» **Data records**
-- Opening Marker --
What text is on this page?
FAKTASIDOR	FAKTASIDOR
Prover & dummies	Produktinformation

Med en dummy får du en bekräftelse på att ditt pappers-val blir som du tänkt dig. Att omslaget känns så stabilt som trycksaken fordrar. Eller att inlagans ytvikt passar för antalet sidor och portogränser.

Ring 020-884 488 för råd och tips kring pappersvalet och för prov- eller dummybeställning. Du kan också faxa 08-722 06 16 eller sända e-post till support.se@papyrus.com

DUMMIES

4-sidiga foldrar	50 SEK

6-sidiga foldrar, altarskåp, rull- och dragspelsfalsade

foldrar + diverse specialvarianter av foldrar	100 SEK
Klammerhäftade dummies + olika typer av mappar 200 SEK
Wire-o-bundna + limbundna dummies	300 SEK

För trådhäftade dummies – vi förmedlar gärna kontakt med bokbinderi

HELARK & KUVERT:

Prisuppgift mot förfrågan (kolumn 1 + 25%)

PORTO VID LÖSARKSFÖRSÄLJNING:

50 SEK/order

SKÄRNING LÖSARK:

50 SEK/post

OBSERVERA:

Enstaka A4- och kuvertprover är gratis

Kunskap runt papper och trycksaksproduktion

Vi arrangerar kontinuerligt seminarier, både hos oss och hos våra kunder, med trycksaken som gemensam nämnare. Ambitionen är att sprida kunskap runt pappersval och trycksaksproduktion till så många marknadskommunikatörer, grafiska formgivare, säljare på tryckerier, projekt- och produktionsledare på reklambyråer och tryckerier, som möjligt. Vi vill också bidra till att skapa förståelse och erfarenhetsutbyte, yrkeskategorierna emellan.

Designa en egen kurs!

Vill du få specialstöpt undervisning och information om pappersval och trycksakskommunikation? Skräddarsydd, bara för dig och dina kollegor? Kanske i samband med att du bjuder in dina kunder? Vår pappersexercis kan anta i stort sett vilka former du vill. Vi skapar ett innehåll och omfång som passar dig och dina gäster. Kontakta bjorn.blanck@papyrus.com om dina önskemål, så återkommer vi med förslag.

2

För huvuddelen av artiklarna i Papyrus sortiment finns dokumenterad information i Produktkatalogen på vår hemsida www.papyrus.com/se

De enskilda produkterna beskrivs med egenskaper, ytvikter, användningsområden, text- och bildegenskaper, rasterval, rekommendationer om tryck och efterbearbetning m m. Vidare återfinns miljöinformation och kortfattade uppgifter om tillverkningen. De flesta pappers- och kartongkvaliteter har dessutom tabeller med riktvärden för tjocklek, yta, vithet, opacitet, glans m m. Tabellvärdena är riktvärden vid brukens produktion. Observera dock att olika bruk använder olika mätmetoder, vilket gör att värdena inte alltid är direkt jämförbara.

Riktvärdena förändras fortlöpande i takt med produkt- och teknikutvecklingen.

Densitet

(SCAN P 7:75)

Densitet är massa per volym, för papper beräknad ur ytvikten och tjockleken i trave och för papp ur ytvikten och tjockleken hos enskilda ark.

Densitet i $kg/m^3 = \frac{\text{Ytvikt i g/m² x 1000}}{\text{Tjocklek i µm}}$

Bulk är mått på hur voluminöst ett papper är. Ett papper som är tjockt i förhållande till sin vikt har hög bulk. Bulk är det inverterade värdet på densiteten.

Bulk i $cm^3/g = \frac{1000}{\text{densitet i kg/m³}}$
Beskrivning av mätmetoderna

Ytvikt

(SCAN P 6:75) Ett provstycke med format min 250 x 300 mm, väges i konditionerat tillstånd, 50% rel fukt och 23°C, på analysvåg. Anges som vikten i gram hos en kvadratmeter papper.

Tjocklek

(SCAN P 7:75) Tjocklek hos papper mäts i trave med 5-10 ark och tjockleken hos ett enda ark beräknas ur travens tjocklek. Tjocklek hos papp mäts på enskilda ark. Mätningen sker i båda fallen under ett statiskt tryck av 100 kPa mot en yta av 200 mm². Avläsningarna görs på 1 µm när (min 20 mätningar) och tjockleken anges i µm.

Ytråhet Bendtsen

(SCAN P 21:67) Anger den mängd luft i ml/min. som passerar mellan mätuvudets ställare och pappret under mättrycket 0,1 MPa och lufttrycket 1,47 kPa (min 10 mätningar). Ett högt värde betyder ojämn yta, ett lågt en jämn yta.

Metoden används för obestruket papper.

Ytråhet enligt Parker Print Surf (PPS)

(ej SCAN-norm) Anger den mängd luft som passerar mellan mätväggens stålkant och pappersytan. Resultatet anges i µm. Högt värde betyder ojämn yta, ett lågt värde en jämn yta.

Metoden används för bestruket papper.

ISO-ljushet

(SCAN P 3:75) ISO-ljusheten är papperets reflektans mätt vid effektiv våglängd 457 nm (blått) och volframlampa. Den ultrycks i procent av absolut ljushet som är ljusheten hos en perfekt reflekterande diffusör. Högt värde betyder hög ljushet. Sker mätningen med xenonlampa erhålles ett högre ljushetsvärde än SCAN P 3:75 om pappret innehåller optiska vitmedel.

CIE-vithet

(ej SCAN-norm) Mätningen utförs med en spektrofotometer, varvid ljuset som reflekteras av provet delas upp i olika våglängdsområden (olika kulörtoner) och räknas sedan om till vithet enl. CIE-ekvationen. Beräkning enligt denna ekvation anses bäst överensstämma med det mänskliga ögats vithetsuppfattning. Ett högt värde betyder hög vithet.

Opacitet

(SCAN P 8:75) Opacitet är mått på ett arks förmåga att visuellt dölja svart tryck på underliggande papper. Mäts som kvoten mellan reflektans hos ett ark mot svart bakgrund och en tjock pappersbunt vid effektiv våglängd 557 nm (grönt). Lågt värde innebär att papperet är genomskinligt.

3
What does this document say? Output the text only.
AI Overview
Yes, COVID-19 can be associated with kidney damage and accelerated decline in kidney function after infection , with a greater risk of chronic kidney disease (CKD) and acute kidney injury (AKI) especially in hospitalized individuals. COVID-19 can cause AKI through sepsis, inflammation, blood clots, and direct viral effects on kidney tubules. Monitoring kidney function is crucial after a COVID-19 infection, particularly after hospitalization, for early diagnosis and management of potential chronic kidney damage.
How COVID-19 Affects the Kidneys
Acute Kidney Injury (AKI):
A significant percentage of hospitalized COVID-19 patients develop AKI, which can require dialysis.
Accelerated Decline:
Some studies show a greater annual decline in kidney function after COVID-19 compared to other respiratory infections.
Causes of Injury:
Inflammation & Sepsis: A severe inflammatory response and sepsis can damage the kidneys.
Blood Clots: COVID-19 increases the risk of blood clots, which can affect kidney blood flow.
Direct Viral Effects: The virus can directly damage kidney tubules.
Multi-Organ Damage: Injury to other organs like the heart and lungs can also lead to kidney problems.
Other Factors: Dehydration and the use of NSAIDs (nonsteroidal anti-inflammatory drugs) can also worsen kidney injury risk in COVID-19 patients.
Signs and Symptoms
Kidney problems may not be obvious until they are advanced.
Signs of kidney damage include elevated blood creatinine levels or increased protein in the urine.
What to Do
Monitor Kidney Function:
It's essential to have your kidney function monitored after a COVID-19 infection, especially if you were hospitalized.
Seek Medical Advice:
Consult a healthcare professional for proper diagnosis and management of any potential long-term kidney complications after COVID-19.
-- Closing Marker --
» **What is expected**
Report the lines above that contain "patients".

» **Exercise output**
A significant percentage of hospitalized COVID-19 patients develop AKI, which can require dialysis.
Other Factors: Dehydration and the use of NSAIDs (nonsteroidal anti-inflammatory drugs) can also worsen kidney injury risk in COVID-19 patients.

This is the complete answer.